<<<<

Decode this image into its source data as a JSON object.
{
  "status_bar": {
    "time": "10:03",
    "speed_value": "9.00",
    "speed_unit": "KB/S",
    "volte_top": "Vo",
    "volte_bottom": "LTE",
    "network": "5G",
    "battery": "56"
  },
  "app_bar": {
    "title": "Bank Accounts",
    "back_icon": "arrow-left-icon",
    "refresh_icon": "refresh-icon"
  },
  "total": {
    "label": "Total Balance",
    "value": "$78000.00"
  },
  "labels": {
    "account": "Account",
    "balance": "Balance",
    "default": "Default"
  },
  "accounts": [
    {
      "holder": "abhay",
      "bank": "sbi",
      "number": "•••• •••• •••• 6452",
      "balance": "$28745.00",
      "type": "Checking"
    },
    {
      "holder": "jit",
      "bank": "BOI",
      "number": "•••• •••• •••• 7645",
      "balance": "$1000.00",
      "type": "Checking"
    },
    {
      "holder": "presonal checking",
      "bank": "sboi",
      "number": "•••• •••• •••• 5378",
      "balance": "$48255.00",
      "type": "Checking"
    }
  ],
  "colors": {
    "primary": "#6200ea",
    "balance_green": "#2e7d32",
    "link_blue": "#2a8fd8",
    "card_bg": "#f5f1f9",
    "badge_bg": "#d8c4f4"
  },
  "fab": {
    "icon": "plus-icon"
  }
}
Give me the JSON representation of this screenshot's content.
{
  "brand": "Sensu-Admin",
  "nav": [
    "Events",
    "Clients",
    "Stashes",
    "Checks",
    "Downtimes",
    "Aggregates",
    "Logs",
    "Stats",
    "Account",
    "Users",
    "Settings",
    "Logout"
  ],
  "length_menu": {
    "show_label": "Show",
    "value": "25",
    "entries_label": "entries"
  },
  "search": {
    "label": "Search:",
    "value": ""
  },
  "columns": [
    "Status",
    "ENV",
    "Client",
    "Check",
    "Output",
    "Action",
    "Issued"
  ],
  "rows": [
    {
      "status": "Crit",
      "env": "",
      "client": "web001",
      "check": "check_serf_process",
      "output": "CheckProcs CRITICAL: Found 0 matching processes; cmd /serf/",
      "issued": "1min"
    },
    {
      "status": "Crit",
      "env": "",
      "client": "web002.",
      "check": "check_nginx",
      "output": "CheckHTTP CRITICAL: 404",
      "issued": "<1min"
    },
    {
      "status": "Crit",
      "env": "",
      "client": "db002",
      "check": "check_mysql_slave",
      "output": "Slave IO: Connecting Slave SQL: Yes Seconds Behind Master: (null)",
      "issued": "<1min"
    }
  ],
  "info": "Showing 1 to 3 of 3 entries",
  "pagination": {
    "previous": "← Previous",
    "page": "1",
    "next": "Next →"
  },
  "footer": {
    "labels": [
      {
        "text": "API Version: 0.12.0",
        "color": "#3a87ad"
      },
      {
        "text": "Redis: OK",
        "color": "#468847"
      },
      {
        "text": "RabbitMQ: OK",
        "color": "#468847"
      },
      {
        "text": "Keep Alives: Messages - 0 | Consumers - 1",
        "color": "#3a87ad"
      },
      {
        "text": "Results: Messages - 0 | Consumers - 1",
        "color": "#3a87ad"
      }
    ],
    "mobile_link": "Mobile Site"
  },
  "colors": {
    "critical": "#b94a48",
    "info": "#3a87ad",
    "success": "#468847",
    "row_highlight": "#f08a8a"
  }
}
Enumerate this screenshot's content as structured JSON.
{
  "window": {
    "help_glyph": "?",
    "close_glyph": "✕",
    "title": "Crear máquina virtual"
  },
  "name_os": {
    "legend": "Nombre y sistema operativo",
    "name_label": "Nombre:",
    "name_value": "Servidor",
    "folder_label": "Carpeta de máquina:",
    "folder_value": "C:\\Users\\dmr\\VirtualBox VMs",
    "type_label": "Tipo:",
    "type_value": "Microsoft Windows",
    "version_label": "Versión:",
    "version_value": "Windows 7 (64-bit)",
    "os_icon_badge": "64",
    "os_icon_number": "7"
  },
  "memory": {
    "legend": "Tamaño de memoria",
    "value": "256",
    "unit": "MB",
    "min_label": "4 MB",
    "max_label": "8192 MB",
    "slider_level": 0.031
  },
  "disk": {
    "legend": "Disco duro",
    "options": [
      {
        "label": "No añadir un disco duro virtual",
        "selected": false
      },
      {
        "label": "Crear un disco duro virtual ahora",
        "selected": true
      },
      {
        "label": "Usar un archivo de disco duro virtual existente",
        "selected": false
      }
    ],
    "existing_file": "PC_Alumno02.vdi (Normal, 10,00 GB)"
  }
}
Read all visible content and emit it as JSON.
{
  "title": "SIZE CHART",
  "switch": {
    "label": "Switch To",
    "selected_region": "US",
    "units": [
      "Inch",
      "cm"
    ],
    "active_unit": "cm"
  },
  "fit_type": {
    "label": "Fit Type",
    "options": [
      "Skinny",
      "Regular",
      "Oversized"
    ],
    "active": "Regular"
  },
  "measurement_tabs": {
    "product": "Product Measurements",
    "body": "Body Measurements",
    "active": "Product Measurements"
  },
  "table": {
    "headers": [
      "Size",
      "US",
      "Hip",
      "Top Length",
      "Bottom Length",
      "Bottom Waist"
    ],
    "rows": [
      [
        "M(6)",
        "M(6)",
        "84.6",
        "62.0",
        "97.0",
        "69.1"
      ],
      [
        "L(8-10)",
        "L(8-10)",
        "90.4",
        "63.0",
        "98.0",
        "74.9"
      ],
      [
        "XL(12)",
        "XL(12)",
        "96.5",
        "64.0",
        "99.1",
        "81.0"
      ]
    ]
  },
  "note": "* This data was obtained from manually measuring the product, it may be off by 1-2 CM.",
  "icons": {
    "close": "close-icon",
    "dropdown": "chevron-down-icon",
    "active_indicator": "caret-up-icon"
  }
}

>>>>

DIRECTIVE: Filter the listing above for the string "Messages" and copy every matching line.

SOLUTION FOR THIS TASK:
        "text": "Keep Alives: Messages - 0 | Consumers - 1",
        "text": "Results: Messages - 0 | Consumers - 1",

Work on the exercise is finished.